▸ SELECTED EXTRACT
━━━

For mild bleeding symptoms, specific therapy and antifibrinolytic agents are confirmed to be sufficient.12–14 FX replacement therapy can be performed for more severe bleeding episodes using FFP or plasma-derived prothrombin complex concentrates (PCC) containing a significant amount of activated vitamin K-dependent factors. Essentially, this can lead to side effects or no effect.5,9,14 Thus, in this case, vitamin K supplementation for 7 days showed no increase in FX or INR. Moreover, FFP therapy resulted in an allergic reaction. The patient’s allergic reaction to FFP was consistent with the evidence in research reporting that FFP was associated with allergic reactions and transfusion-related acute lung injury.4,5,9,14 Therefore, further therapeutic procedures (tooth extraction) were carried out without preventive measures and bleeding episodes were not registered.
In addition to FFP, FX deficiency can also be managed with Coagadex, a factor concentrate, manufactured by Bio Products Laboratory Limited and approved by the Food and Drug Administration (FDA).12,13 Indications for the use of factor concentrate should be on-demand for the control of bleeding episodes, perioperative management of bleeding in patients with mild to moderate hereditary FX deficiency.12,13
This case report found that mild or moderate FX deficiency may not require any correction in the absence of active bleeding.13–16 Observation and ongoing follow-up by a physician may be one of the reasonable approaches for patients with mild to moderate FX deficiency who are scheduled for minor procedures such as tooth extraction. Still, this study should be viewed as a stand-alone case report and is not meant to guide or recommend all cases relating to FX deficiency. This case was a unique experience in Saudi Arabia worth reporting to enrich the international scientific evidence on FX deficiency.
Conclusion
This case report highlighted the unique presentation of FX deficiency with limited treatment options to improve FX levels after a failed vitamin K trial, an allergic reaction to FFP, and the lack of PCC at the center. This case study should be viewed as a stand-alone case report where a physician’s observation and ongoing follow-up were the only reasonable approaches.
Acknowledgments
All the authors contributed to the development, writing, and revision of this manuscript. The authors would like to thank the patient for being cooperative and willing to support the process of treatment and research.
Footnotes
Declaration of conflicting interests: The author(s) declared no potential conflicts of interest with respect to the research, authorship, and/or publication of this article.
Funding: The author(s) received no financial support for the research, authorship, and/or publication of this article.
Ethical approval: Our institution does not require ethical approval for reporting individual cases or case series.
Informed consent: Written informed consent was obtained from the patient(s) for their anonymized information to be published in this article.
Patient’s consent: Written informed consent was obtained from the patient for publication of this case report.

━━━

▸ ACTIVITY
Condense the FX deficiency case report into two sentences.

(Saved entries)

━━━

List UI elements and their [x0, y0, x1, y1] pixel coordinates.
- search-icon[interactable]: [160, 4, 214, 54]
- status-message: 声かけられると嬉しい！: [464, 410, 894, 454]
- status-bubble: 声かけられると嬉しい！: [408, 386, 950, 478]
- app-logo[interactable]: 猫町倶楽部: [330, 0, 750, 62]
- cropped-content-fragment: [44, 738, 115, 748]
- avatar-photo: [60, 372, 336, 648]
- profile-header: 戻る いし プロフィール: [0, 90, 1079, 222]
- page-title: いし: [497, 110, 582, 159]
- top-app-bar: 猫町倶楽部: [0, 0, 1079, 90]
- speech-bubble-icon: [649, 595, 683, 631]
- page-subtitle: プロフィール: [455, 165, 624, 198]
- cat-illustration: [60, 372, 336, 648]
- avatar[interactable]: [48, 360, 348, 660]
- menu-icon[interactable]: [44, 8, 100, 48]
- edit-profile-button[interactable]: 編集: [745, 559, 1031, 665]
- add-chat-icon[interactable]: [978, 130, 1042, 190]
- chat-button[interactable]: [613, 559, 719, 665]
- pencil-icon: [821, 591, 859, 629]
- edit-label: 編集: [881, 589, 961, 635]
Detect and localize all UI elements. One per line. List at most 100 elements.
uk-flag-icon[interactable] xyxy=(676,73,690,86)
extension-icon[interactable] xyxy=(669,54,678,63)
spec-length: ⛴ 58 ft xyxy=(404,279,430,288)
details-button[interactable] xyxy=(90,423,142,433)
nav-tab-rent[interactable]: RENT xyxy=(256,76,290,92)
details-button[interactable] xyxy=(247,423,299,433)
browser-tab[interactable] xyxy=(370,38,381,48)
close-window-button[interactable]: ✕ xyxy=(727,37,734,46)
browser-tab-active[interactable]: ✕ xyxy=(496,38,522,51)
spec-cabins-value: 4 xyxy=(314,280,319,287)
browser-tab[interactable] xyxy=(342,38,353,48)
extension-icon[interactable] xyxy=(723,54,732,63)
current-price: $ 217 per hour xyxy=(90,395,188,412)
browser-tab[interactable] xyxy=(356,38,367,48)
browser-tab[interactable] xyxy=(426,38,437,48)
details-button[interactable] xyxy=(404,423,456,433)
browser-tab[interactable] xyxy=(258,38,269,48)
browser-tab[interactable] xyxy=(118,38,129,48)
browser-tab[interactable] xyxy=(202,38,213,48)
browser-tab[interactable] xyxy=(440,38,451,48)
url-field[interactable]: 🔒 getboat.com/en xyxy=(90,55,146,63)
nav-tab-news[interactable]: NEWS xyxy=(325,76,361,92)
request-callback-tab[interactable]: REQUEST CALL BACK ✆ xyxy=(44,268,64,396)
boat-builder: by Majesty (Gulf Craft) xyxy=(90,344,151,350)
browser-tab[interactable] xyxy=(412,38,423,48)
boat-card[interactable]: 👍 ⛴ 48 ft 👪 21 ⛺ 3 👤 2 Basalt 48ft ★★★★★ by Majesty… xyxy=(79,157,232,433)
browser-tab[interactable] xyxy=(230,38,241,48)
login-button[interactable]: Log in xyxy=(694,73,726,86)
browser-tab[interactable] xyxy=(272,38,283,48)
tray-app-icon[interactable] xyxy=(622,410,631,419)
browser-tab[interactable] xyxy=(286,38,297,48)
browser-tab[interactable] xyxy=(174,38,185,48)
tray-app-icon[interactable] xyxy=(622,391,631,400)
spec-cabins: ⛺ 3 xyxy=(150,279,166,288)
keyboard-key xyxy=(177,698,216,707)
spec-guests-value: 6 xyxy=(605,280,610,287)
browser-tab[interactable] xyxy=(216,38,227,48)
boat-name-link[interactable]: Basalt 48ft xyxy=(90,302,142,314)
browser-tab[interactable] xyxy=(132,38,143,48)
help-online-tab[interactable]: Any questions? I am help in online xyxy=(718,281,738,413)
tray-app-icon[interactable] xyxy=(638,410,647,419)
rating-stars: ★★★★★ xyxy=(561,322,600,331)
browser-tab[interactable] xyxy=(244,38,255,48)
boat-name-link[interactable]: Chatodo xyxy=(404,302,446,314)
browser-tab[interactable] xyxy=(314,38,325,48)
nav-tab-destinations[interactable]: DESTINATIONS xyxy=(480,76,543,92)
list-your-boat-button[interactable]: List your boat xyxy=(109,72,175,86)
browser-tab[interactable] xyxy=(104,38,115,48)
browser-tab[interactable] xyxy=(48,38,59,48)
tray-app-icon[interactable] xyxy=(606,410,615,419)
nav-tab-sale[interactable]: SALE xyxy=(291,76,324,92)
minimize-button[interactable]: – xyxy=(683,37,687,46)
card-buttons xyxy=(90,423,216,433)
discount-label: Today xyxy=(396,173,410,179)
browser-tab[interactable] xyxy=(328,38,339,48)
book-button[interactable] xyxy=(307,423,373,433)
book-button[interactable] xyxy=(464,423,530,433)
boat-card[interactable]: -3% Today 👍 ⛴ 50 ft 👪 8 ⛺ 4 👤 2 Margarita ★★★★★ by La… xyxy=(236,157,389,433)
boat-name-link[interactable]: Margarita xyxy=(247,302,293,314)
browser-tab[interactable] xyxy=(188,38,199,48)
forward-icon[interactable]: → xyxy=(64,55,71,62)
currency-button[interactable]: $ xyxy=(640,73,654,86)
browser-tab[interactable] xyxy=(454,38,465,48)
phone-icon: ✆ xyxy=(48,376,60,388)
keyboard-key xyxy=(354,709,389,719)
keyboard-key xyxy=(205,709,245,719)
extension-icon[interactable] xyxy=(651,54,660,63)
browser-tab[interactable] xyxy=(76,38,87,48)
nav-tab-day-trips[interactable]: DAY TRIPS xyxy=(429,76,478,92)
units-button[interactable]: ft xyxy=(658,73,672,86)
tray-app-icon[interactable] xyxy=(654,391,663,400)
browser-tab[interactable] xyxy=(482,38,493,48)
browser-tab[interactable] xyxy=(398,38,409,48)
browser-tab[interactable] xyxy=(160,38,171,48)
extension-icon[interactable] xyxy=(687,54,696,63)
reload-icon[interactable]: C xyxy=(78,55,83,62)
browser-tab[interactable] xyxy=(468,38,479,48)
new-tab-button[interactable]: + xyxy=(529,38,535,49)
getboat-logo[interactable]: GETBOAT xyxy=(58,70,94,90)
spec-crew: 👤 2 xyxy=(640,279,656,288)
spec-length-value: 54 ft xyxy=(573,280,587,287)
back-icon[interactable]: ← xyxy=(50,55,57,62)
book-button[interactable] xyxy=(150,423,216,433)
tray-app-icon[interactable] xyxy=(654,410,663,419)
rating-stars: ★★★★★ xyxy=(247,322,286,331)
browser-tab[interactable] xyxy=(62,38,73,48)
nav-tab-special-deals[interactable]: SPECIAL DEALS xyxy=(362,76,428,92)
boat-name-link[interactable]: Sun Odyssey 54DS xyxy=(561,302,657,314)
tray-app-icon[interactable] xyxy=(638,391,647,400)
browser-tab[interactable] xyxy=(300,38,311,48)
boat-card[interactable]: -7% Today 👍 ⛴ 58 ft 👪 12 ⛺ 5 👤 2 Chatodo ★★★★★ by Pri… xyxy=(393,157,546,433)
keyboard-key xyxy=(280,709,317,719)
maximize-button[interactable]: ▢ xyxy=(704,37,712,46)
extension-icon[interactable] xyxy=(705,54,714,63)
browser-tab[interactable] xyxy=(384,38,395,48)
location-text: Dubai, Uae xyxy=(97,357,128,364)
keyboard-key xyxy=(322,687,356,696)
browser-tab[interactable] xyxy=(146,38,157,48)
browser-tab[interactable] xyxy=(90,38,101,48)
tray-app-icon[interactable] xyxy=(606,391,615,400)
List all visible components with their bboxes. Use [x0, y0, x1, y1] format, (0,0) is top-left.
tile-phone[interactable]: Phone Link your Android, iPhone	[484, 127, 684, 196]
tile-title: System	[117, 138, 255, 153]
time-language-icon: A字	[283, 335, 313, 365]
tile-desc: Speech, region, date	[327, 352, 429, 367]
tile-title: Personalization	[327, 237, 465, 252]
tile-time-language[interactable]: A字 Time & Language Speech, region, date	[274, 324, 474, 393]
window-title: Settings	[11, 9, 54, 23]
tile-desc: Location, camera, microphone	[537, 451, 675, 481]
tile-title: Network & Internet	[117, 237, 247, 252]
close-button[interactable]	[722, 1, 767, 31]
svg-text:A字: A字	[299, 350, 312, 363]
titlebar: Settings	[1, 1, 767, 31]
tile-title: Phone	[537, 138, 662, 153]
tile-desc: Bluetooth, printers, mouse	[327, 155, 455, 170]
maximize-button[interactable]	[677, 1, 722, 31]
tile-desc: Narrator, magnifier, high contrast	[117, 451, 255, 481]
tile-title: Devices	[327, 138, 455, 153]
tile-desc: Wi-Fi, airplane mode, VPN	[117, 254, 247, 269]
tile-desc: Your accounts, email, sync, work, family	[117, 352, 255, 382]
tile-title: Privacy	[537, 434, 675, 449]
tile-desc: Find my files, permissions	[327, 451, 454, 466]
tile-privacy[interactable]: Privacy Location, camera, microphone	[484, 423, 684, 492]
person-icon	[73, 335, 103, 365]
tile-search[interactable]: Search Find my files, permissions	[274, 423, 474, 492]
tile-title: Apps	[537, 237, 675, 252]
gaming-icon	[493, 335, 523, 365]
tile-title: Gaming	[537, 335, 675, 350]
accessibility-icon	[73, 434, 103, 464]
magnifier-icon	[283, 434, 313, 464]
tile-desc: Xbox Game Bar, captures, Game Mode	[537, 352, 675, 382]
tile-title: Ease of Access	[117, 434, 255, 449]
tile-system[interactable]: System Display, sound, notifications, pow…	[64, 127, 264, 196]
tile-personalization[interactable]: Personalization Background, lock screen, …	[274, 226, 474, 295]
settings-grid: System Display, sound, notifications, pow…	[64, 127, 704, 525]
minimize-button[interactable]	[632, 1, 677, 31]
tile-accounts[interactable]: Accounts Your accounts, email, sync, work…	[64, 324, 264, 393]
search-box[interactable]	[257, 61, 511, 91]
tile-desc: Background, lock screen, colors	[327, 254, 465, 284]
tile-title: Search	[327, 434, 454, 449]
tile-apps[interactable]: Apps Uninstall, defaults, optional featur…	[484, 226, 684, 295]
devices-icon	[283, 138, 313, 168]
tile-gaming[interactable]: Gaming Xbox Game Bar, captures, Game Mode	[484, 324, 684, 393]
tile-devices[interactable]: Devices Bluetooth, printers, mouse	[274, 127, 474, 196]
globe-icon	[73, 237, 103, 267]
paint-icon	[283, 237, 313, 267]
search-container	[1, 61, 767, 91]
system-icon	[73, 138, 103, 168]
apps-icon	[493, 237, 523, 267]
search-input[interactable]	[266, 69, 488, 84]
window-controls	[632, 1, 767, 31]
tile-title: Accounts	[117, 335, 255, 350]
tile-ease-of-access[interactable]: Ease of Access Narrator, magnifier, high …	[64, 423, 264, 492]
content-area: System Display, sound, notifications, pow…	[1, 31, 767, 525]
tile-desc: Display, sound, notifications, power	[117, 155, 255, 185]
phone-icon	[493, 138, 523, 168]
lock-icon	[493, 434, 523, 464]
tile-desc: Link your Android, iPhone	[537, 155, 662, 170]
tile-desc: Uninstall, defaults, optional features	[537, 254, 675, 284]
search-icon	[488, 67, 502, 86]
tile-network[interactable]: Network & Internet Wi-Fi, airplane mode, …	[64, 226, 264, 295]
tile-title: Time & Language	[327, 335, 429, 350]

━━━

▸ SOLUTION
In this case, vitamin K supplementation for 7 days did not increase FX or INR, FFP therapy caused an allergic reaction, and PCC was unavailable at the center, so a tooth extraction was performed without preventive measures and no bleeding episodes were registered. The report concludes that observation and ongoing follow-up by a physician may be a reasonable approach for mild to moderate FX deficiency before minor procedures, but it is to be viewed as a stand-alone case report and is not meant to guide all cases of FX deficiency.